-- BEGIN --
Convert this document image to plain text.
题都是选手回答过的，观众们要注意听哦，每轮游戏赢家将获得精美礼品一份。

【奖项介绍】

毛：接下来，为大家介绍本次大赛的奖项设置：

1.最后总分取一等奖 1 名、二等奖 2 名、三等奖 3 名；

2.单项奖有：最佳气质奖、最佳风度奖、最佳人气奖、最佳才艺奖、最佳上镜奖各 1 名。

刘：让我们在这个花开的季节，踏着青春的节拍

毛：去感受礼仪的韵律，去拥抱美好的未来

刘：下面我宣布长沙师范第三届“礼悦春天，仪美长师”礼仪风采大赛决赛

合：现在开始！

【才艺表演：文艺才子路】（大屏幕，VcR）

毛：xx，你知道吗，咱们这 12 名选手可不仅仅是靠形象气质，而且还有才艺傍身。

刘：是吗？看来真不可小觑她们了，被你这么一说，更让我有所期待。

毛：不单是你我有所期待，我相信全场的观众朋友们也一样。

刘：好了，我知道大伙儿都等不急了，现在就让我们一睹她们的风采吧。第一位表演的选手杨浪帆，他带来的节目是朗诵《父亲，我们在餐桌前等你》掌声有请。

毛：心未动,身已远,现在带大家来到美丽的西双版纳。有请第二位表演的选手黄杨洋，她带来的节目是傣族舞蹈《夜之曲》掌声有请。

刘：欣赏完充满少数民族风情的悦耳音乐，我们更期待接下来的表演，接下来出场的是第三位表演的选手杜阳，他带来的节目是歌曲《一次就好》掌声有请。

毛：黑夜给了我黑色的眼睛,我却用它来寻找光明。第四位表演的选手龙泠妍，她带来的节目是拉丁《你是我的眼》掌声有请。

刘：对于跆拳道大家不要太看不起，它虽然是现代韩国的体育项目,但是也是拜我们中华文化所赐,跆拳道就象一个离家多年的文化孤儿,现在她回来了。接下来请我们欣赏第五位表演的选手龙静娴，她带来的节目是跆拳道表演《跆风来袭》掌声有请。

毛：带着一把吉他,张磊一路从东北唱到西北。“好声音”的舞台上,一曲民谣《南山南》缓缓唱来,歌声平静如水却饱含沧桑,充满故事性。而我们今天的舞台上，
-- END --
▶ Problem: From the first line to the last, please quote the material above exactly.

▶ Reply to the task:
Convert this document image to plain text.
题都是选手回答过的，观众们要注意听哦，每轮游戏赢家将获得精美礼品一份。

【奖项介绍】

毛：接下来，为大家介绍本次大赛的奖项设置：

1.最后总分取一等奖 1 名、二等奖 2 名、三等奖 3 名；

2.单项奖有：最佳气质奖、最佳风度奖、最佳人气奖、最佳才艺奖、最佳上镜奖各 1 名。

刘：让我们在这个花开的季节，踏着青春的节拍

毛：去感受礼仪的韵律，去拥抱美好的未来

刘：下面我宣布长沙师范第三届“礼悦春天，仪美长师”礼仪风采大赛决赛

合：现在开始！

【才艺表演：文艺才子路】（大屏幕，VcR）

毛：xx，你知道吗，咱们这 12 名选手可不仅仅是靠形象气质，而且还有才艺傍身。

刘：是吗？看来真不可小觑她们了，被你这么一说，更让我有所期待。

毛：不单是你我有所期待，我相信全场的观众朋友们也一样。

刘：好了，我知道大伙儿都等不急了，现在就让我们一睹她们的风采吧。第一位表演的选手杨浪帆，他带来的节目是朗诵《父亲，我们在餐桌前等你》掌声有请。

毛：心未动,身已远,现在带大家来到美丽的西双版纳。有请第二位表演的选手黄杨洋，她带来的节目是傣族舞蹈《夜之曲》掌声有请。

刘：欣赏完充满少数民族风情的悦耳音乐，我们更期待接下来的表演，接下来出场的是第三位表演的选手杜阳，他带来的节目是歌曲《一次就好》掌声有请。

毛：黑夜给了我黑色的眼睛,我却用它来寻找光明。第四位表演的选手龙泠妍，她带来的节目是拉丁《你是我的眼》掌声有请。

刘：对于跆拳道大家不要太看不起，它虽然是现代韩国的体育项目,但是也是拜我们中华文化所赐,跆拳道就象一个离家多年的文化孤儿,现在她回来了。接下来请我们欣赏第五位表演的选手龙静娴，她带来的节目是跆拳道表演《跆风来袭》掌声有请。

毛：带着一把吉他,张磊一路从东北唱到西北。“好声音”的舞台上,一曲民谣《南山南》缓缓唱来,歌声平静如水却饱含沧桑,充满故事性。而我们今天的舞台上，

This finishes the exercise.